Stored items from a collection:

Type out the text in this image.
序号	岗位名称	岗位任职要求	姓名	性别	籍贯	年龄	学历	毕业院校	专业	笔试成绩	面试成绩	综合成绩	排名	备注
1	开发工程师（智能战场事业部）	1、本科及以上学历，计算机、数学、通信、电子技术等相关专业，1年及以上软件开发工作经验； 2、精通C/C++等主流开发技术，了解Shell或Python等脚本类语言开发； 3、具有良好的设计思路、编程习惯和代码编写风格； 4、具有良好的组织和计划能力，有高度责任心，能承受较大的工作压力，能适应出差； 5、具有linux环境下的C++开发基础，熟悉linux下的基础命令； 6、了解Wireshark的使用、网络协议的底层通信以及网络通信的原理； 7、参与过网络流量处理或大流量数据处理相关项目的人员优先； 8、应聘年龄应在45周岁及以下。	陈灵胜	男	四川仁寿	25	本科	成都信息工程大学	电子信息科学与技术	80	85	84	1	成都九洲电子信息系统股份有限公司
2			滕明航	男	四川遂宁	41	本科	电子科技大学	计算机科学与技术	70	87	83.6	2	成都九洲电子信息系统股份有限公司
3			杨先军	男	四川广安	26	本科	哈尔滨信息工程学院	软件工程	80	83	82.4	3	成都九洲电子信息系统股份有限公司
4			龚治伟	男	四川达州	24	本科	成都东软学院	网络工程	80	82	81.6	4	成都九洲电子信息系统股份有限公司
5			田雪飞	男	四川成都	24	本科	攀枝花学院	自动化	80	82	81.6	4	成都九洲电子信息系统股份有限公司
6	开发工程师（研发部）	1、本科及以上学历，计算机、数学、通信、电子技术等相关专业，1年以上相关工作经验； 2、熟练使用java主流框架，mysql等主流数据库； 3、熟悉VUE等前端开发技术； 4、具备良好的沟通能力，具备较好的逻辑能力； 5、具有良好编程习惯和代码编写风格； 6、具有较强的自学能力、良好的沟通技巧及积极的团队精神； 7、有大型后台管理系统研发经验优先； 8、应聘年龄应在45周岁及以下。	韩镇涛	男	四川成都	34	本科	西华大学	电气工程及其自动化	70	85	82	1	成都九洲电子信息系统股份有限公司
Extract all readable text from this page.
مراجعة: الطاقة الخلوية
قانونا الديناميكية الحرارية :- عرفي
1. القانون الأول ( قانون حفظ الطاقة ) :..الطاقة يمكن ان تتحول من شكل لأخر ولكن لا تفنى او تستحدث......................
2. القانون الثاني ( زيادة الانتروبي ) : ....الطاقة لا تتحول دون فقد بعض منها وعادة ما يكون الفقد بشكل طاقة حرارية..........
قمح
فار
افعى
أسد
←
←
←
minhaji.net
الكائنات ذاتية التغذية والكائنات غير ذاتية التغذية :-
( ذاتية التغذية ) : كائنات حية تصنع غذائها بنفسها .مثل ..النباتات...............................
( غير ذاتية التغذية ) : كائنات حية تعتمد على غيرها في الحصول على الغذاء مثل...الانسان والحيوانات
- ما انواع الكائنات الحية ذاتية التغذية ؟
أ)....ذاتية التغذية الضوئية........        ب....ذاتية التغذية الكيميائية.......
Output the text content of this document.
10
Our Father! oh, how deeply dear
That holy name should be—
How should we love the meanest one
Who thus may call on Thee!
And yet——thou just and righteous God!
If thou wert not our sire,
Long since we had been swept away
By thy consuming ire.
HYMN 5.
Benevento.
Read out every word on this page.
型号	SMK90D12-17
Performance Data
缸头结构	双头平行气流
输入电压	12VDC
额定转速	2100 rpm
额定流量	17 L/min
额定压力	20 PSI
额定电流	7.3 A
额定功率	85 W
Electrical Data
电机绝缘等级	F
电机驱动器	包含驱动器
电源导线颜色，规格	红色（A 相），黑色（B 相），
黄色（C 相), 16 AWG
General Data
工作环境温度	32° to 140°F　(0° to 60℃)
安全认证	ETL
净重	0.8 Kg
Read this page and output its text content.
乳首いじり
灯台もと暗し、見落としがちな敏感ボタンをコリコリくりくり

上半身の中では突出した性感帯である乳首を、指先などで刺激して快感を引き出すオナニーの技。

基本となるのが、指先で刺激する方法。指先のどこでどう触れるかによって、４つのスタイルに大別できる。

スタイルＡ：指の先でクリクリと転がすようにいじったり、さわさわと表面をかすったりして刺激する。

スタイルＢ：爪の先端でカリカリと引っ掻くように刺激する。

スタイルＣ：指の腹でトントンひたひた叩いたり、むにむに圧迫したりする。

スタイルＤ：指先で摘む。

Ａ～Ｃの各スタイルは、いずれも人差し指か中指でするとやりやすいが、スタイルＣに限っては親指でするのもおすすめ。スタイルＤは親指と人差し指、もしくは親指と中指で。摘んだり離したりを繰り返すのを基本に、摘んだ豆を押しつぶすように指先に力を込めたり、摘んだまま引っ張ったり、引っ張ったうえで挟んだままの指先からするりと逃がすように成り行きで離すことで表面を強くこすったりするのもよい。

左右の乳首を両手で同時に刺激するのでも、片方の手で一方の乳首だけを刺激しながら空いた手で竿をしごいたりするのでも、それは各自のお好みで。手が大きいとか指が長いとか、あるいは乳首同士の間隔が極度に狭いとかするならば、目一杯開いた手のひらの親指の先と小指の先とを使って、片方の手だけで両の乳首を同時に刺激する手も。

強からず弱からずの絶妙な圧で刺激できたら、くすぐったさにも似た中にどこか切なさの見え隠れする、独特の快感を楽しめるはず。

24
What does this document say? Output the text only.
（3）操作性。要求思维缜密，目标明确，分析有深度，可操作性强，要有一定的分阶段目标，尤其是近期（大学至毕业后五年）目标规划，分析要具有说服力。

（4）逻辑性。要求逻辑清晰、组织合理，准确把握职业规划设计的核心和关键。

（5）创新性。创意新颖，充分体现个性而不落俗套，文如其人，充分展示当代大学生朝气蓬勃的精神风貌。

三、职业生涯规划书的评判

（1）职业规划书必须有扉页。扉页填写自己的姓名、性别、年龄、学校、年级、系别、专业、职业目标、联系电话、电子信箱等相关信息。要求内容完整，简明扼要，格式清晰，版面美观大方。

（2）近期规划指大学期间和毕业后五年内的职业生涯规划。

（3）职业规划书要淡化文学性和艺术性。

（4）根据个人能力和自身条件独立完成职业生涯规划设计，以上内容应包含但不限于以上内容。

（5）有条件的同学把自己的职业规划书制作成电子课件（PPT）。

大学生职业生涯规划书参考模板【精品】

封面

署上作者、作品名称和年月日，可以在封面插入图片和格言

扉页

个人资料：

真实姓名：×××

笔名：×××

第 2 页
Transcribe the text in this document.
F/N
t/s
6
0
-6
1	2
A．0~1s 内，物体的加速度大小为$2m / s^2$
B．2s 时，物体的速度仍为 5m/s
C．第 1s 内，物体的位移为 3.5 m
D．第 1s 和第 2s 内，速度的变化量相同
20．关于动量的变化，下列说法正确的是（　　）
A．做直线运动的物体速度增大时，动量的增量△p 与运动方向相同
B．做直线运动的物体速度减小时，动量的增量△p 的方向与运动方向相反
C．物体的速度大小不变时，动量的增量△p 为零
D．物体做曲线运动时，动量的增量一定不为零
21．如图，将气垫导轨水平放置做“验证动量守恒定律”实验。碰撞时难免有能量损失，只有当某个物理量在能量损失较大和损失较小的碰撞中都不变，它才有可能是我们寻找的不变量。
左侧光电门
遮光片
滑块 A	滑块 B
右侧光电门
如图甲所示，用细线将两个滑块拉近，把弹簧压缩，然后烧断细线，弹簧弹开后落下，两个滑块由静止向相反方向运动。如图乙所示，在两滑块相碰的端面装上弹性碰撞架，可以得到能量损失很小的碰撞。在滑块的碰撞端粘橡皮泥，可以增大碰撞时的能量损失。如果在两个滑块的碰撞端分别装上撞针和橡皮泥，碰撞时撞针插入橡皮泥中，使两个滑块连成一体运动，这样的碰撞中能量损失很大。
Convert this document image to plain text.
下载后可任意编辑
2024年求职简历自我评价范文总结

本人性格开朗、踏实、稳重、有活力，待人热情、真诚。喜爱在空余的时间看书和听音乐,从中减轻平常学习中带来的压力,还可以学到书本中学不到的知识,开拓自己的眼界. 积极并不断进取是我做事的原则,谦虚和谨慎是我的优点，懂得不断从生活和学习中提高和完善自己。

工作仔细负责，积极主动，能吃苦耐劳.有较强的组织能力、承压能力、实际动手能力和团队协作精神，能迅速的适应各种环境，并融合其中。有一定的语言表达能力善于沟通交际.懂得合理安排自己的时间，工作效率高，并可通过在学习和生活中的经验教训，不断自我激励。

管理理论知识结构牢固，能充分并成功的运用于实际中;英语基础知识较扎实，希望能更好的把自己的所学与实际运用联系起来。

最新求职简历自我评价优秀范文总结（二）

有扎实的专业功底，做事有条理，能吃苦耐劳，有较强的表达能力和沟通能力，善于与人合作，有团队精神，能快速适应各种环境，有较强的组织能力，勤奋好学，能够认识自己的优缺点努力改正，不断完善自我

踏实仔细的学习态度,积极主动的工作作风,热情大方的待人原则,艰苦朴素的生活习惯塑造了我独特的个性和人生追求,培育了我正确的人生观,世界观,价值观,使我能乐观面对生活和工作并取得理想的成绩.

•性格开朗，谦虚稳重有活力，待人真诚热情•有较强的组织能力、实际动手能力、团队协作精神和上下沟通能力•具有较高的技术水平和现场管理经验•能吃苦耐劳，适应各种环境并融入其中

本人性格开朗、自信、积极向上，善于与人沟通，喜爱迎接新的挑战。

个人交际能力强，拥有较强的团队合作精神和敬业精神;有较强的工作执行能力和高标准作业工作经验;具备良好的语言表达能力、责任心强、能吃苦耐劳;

[GOAL]
Show every line from the listing above in which the string "this" appears.

[FINAL ANSWER]
Type out the text in this image.
Extract all readable text from this page.
Output the text content of this document.
Read out every word on this page.
Read this page and output its text content.
What does this document say? Output the text only.
Transcribe the text in this document.
Convert this document image to plain text.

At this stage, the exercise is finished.